- What you will do -
Provide only the number of lines in the listing that contain the string "Primeiro".

(Extracted data entries)
──────────────────────────────
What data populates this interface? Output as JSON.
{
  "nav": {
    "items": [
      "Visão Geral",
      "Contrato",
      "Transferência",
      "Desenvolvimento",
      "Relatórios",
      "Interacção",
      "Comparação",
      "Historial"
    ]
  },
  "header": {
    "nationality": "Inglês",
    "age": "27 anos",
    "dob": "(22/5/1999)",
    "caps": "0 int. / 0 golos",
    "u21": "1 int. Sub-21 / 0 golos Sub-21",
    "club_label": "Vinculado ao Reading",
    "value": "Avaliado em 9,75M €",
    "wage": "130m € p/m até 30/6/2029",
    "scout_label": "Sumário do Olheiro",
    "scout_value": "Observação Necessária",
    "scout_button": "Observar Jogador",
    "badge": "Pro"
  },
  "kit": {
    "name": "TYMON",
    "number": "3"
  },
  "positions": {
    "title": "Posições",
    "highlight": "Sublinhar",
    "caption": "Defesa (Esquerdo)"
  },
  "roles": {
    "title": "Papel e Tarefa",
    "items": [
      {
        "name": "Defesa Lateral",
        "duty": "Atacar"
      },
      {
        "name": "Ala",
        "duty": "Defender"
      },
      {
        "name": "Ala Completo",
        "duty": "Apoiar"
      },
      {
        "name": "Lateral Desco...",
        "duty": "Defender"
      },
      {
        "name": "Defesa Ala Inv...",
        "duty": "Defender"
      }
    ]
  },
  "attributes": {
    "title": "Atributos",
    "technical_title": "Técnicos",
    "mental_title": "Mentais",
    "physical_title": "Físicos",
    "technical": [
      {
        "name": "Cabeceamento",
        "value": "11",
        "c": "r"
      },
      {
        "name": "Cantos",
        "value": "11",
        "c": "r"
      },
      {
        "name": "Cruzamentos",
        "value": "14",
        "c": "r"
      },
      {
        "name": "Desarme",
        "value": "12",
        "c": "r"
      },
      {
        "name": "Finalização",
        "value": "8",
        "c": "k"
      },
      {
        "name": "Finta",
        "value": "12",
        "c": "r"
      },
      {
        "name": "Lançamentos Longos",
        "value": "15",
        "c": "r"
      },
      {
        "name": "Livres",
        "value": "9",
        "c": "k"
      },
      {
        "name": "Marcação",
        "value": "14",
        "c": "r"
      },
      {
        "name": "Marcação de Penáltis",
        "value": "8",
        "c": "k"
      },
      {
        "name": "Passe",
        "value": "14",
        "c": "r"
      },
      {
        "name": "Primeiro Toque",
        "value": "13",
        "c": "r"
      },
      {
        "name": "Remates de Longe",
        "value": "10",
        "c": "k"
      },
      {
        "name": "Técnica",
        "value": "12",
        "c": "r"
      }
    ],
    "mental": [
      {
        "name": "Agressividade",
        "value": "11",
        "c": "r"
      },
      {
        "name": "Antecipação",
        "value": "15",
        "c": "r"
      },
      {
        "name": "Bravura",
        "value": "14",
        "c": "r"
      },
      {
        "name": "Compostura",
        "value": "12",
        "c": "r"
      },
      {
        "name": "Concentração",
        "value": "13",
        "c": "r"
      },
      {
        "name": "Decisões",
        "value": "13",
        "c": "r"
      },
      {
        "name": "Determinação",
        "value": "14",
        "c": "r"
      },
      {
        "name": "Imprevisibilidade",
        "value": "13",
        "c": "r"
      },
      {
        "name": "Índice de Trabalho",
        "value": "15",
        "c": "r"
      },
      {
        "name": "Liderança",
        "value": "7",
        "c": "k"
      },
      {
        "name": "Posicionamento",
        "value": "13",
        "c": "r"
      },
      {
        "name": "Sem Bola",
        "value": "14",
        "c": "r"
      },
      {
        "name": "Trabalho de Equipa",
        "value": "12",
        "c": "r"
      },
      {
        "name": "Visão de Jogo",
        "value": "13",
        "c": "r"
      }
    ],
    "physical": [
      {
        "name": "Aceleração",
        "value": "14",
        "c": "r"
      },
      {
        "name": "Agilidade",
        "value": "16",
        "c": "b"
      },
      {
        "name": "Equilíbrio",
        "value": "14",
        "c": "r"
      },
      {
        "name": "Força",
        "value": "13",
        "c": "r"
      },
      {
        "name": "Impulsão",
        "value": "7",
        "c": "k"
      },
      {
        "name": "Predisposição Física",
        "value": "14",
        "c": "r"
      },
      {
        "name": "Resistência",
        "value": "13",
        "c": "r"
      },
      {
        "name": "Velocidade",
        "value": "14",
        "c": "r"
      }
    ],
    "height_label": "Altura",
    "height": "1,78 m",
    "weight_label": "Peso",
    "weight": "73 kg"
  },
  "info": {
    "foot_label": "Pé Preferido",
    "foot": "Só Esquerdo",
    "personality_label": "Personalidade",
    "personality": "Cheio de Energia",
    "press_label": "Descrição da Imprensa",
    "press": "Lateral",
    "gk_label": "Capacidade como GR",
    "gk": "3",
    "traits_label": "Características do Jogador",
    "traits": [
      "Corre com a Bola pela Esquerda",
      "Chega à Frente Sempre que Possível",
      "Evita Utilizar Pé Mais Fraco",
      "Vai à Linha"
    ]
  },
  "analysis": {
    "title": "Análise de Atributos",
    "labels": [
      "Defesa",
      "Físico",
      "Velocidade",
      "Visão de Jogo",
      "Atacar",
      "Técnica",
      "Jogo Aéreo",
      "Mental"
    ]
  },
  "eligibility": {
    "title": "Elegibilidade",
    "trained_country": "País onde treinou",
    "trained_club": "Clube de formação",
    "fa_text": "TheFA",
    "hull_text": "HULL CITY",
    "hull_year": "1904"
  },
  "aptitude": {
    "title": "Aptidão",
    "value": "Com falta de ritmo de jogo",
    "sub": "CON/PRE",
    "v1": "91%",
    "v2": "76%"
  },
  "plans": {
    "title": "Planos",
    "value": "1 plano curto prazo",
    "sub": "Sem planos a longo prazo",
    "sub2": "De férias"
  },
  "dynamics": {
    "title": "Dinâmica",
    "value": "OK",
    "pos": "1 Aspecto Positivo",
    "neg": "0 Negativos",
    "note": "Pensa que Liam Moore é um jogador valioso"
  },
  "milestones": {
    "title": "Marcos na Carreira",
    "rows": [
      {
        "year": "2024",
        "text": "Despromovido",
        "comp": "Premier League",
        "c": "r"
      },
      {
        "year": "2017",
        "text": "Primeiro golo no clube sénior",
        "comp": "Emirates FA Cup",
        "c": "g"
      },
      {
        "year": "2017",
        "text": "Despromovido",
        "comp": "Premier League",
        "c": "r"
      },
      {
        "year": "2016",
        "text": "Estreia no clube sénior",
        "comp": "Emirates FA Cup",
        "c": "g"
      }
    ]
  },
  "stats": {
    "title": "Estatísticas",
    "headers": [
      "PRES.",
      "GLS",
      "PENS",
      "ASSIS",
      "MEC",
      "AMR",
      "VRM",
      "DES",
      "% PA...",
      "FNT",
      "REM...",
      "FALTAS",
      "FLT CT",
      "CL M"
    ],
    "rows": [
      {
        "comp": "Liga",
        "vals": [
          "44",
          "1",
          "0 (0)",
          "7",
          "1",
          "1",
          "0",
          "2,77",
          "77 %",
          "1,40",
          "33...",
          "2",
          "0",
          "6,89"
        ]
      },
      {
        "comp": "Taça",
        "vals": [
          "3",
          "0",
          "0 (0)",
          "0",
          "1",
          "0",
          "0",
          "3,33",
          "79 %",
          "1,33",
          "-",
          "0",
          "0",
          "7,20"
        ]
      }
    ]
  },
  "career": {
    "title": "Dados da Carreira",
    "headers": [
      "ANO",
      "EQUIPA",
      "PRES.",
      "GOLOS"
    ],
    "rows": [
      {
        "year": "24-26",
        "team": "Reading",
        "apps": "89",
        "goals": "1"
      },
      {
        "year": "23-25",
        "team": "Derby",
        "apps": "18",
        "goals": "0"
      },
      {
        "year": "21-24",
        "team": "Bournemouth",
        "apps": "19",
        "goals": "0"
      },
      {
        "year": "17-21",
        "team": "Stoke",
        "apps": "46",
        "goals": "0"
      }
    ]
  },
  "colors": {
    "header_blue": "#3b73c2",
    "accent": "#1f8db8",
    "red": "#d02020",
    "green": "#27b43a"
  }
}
──────────────────────────────
- Worked solution -
2